(What is expected)
Report each line of the data that includes the word "this".

(Excerpted data)
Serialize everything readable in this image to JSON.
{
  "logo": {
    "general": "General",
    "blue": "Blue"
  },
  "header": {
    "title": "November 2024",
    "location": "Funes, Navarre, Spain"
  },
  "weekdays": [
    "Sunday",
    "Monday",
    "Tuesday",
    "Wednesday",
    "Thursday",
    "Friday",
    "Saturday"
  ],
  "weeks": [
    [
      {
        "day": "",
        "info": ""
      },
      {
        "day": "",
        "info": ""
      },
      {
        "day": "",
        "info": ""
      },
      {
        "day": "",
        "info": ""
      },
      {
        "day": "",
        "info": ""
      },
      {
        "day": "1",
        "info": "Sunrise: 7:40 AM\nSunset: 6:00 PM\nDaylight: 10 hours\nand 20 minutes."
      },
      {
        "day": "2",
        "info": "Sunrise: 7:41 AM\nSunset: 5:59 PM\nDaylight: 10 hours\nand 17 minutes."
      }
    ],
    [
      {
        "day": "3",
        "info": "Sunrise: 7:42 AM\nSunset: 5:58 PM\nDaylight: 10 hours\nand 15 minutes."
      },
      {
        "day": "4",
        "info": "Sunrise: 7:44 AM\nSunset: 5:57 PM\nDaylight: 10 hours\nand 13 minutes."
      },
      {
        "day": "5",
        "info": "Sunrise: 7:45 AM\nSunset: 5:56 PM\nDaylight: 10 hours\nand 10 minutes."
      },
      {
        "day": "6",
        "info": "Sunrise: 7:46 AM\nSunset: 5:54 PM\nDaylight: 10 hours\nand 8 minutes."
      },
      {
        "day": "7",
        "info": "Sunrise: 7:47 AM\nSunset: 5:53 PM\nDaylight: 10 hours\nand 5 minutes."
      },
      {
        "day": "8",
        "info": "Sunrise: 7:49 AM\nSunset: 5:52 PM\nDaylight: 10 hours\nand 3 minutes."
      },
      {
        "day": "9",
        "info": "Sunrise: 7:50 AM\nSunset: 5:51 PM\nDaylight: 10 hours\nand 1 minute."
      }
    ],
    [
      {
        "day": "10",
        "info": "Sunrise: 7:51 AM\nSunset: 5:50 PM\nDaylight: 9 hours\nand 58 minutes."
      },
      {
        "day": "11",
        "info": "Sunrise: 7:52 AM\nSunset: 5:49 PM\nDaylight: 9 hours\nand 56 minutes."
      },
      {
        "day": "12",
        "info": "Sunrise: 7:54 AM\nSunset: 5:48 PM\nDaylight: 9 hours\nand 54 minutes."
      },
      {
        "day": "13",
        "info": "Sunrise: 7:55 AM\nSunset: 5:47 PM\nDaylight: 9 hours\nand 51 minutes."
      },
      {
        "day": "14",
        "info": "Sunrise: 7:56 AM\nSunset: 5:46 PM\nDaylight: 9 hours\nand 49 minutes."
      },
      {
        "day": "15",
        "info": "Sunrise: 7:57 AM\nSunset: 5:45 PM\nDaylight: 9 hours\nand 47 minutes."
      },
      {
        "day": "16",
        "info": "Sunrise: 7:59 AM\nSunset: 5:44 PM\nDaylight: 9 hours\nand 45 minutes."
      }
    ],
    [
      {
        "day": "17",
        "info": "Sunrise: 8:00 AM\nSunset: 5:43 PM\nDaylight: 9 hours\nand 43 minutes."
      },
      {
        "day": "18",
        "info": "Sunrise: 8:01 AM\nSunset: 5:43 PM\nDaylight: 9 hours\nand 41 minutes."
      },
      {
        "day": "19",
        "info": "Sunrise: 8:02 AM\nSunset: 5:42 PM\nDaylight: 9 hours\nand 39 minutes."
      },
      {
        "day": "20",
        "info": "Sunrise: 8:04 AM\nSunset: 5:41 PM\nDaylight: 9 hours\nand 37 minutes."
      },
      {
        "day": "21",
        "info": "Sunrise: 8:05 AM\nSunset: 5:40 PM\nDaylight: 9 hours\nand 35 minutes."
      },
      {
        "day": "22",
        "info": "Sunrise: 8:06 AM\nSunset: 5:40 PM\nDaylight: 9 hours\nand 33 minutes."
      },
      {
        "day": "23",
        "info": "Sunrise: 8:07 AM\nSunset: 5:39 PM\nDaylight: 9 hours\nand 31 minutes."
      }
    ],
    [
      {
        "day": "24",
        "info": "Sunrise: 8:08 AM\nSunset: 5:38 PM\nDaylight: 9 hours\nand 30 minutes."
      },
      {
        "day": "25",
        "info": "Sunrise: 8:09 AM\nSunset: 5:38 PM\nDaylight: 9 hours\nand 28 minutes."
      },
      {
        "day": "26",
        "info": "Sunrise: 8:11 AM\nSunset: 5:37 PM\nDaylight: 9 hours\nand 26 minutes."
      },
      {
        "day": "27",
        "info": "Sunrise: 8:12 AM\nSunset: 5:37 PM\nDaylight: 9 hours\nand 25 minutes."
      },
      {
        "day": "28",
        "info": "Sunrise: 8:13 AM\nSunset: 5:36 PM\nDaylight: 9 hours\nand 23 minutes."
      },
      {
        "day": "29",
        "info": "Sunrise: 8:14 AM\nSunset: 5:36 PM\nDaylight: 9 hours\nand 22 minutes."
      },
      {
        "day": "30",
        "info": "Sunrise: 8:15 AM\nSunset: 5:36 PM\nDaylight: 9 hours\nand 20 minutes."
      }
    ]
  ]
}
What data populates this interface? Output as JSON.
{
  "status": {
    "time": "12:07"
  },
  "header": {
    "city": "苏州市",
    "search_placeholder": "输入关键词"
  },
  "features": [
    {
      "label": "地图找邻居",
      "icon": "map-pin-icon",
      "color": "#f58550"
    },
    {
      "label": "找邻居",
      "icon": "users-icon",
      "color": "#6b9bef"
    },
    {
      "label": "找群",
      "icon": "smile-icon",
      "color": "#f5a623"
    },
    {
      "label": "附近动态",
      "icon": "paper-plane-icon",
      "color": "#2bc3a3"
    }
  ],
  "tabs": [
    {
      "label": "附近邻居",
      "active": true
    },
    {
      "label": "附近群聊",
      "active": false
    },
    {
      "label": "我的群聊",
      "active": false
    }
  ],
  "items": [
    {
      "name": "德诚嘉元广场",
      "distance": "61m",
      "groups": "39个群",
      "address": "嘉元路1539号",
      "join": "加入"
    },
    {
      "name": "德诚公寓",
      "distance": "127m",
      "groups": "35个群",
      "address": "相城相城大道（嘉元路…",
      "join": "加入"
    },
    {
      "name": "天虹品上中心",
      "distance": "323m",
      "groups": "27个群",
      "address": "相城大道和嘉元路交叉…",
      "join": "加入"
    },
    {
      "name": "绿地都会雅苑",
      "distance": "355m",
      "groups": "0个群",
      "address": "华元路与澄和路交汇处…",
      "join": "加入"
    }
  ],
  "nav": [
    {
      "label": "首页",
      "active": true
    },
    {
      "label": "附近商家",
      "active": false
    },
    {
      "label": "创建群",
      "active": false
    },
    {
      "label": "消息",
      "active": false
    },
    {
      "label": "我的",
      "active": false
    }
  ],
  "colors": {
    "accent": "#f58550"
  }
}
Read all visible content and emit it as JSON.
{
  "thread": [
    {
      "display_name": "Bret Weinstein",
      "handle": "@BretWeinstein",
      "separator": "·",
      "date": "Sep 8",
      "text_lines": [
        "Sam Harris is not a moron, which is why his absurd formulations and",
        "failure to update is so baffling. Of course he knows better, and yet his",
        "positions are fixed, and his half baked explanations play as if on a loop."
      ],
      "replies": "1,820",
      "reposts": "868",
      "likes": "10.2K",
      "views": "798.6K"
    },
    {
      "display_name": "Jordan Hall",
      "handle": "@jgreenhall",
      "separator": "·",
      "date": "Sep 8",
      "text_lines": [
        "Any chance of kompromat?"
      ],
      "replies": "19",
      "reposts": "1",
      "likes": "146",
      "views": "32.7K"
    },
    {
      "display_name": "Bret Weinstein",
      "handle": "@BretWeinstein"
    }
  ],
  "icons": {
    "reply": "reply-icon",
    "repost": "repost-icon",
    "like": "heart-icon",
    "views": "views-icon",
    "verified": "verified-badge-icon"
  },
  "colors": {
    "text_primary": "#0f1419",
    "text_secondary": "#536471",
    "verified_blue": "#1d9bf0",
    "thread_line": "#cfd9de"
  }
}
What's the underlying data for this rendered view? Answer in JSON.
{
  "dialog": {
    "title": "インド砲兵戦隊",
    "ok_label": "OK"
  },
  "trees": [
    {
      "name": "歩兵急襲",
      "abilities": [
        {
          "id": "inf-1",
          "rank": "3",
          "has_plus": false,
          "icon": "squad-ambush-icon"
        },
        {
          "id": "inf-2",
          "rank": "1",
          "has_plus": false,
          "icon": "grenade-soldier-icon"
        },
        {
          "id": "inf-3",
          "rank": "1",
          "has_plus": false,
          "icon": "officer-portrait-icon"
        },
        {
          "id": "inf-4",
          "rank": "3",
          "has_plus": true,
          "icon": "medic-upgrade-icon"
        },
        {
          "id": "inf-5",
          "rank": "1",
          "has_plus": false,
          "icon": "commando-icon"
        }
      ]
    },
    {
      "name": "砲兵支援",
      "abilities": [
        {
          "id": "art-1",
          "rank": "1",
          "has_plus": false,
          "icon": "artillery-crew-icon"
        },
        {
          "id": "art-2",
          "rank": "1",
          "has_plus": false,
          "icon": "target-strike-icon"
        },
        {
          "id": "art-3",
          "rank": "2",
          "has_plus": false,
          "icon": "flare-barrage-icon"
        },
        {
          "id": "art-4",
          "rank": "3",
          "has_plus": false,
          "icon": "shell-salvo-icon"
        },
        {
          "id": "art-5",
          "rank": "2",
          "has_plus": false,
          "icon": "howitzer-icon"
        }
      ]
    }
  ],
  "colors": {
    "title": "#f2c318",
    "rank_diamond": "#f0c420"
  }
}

(Exercise response)
Serialize everything readable in this image to JSON.
What data populates this interface? Output as JSON.
What's the underlying data for this rendered view? Answer in JSON.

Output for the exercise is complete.